Exactly reproduce each entry, leaving out nothing.

--- start THE RECORDS ---

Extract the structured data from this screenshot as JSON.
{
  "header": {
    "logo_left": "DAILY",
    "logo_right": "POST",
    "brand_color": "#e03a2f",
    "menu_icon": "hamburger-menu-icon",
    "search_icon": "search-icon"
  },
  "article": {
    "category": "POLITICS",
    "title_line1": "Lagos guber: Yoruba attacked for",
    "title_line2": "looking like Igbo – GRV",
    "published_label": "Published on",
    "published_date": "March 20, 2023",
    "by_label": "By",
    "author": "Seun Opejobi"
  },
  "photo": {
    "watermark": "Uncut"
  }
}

--- end THE RECORDS ---

* [SOLVED PROBLEM]
Extract the structured data from this screenshot as JSON.
{
  "header": {
    "logo_left": "DAILY",
    "logo_right": "POST",
    "brand_color": "#e03a2f",
    "menu_icon": "hamburger-menu-icon",
    "search_icon": "search-icon"
  },
  "article": {
    "category": "POLITICS",
    "title_line1": "Lagos guber: Yoruba attacked for",
    "title_line2": "looking like Igbo – GRV",
    "published_label": "Published on",
    "published_date": "March 20, 2023",
    "by_label": "By",
    "author": "Seun Opejobi"
  },
  "photo": {
    "watermark": "Uncut"
  }
}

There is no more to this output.